*** Input data ***
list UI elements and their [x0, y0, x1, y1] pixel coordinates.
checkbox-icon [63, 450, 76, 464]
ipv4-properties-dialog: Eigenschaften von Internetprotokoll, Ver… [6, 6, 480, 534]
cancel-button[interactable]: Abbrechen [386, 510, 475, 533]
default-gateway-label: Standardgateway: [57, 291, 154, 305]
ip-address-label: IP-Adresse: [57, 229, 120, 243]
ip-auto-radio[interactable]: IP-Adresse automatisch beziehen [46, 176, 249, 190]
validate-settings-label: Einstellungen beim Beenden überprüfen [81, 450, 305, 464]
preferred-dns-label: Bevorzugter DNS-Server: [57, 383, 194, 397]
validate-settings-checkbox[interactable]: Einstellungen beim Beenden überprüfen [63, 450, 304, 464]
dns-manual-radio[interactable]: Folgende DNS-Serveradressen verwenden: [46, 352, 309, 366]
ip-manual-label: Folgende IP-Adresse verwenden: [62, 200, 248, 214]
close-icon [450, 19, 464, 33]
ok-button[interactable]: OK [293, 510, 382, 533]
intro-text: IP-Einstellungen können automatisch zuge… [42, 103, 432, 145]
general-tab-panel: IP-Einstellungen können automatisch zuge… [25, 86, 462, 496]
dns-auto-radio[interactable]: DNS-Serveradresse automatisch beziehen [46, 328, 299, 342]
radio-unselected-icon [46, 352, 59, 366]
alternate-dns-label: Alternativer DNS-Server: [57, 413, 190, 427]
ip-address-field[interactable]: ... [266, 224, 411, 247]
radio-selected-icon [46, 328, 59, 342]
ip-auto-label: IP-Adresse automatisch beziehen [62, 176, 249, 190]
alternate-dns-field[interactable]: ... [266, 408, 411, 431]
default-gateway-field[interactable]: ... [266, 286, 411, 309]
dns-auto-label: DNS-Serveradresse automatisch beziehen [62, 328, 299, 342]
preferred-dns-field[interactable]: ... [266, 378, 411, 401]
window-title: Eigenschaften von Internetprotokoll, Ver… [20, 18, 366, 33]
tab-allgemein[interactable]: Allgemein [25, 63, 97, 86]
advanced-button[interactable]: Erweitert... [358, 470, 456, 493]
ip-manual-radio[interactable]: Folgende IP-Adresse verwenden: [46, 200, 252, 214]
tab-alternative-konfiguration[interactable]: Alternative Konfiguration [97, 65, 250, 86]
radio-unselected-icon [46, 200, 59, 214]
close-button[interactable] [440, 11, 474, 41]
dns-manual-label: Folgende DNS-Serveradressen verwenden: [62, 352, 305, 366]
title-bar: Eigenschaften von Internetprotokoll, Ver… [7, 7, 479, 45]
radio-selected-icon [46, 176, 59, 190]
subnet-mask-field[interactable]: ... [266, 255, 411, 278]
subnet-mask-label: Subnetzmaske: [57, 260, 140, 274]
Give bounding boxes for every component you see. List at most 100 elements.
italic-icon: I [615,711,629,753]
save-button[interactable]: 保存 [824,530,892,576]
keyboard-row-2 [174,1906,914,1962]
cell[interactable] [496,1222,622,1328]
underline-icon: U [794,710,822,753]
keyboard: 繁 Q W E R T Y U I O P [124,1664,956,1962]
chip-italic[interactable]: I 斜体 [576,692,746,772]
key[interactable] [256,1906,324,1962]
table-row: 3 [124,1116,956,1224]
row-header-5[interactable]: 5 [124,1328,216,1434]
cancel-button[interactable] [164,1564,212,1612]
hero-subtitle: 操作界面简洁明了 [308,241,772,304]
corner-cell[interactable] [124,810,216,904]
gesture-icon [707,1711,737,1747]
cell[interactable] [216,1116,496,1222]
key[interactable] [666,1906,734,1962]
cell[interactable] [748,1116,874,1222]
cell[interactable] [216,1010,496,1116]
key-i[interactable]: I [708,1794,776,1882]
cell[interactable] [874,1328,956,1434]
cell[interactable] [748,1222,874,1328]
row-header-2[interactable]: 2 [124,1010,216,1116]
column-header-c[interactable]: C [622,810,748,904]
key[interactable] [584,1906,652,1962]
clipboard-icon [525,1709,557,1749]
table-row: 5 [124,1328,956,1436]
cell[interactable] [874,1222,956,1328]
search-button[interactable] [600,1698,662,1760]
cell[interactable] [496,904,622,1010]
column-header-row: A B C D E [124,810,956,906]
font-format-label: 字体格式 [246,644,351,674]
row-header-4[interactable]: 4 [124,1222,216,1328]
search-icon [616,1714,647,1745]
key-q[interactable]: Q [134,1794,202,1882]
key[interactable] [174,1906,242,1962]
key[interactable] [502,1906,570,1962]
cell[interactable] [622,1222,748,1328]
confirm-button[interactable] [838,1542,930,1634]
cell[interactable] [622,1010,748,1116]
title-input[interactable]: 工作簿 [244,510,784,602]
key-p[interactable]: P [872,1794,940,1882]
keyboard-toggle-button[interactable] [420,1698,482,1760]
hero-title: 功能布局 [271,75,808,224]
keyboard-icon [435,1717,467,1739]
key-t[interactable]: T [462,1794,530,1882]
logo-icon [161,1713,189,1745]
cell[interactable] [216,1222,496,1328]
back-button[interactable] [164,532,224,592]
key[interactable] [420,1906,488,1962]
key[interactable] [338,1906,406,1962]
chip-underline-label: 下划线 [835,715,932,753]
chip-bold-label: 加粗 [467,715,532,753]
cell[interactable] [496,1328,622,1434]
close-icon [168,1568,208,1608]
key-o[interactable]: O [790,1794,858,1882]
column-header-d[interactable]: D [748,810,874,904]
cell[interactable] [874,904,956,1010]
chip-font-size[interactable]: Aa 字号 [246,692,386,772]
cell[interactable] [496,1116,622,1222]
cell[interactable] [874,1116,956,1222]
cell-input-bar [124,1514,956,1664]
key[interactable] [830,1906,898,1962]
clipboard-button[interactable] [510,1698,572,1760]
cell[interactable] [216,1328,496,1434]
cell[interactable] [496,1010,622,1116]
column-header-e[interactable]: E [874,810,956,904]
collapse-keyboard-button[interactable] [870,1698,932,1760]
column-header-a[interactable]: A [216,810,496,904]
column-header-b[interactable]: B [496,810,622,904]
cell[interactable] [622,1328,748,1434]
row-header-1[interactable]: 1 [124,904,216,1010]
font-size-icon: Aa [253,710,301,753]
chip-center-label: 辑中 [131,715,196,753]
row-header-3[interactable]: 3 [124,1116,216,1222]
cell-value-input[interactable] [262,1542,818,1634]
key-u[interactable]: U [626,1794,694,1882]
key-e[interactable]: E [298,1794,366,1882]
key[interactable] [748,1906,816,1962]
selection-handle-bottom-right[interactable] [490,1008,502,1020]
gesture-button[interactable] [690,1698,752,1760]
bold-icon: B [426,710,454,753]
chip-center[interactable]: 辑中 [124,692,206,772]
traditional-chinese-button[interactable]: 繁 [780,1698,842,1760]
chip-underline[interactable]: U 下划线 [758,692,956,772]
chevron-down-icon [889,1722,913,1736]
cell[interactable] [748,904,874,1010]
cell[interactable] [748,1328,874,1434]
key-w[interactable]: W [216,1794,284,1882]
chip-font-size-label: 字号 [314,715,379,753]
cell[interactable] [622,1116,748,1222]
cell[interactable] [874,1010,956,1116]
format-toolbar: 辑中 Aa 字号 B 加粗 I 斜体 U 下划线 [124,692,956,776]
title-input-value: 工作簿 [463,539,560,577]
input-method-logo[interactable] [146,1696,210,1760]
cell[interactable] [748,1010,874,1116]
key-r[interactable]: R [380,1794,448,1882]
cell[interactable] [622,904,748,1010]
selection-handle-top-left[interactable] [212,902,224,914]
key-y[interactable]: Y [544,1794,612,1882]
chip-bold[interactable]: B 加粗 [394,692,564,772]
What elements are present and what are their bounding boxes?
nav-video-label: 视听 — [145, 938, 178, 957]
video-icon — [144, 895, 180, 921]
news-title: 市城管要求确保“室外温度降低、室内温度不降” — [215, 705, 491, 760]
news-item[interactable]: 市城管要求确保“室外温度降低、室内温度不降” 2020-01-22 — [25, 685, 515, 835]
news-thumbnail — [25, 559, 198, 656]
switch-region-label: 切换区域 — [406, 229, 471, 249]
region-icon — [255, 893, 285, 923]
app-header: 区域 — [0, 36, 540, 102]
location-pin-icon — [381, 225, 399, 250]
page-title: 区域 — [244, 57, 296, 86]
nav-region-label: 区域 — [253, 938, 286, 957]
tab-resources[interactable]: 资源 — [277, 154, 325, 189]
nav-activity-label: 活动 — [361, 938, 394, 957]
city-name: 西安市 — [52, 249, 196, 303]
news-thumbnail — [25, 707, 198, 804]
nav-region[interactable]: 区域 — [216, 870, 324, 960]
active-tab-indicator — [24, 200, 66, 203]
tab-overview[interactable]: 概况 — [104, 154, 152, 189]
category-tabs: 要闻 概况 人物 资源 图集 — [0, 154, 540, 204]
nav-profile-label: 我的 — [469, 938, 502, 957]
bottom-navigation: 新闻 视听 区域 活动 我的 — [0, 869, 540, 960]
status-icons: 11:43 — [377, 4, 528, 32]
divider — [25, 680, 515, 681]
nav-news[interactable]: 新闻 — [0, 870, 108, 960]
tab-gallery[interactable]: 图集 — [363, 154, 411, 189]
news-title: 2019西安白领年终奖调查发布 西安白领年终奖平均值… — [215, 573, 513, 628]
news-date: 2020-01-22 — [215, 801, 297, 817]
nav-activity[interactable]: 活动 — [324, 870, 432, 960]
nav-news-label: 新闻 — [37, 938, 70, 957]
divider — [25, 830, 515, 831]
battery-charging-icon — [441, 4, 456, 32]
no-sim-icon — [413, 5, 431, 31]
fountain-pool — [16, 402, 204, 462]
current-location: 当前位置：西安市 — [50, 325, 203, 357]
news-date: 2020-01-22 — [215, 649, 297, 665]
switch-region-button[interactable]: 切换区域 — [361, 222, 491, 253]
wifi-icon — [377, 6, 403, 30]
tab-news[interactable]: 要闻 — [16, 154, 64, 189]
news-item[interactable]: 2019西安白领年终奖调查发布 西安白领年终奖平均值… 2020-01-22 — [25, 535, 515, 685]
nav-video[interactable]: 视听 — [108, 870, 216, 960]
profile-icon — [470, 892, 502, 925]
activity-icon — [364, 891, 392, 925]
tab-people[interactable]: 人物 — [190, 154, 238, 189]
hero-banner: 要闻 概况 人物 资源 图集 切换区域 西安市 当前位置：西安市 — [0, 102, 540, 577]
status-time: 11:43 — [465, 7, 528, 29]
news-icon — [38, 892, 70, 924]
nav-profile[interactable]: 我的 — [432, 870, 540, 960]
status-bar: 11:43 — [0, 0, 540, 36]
***
Please rename "Abbrechen" to "Cancel" in the items starting at the first line and ending at the line that contains "ok-button[interactable]: OK [293, 510, 382, 533]", and give those lines again with everything else unchanged.

list UI elements and their [x0, y0, x1, y1] pixel coordinates.
checkbox-icon [63, 450, 76, 464]
ipv4-properties-dialog: Eigenschaften von Internetprotokoll, Ver… [6, 6, 480, 534]
cancel-button[interactable]: Cancel [386, 510, 475, 533]
default-gateway-label: Standardgateway: [57, 291, 154, 305]
ip-address-label: IP-Adresse: [57, 229, 120, 243]
ip-auto-radio[interactable]: IP-Adresse automatisch beziehen [46, 176, 249, 190]
validate-settings-label: Einstellungen beim Beenden überprüfen [81, 450, 305, 464]
preferred-dns-label: Bevorzugter DNS-Server: [57, 383, 194, 397]
validate-settings-checkbox[interactable]: Einstellungen beim Beenden überprüfen [63, 450, 304, 464]
dns-manual-radio[interactable]: Folgende DNS-Serveradressen verwenden: [46, 352, 309, 366]
ip-manual-label: Folgende IP-Adresse verwenden: [62, 200, 248, 214]
close-icon [450, 19, 464, 33]
ok-button[interactable]: OK [293, 510, 382, 533]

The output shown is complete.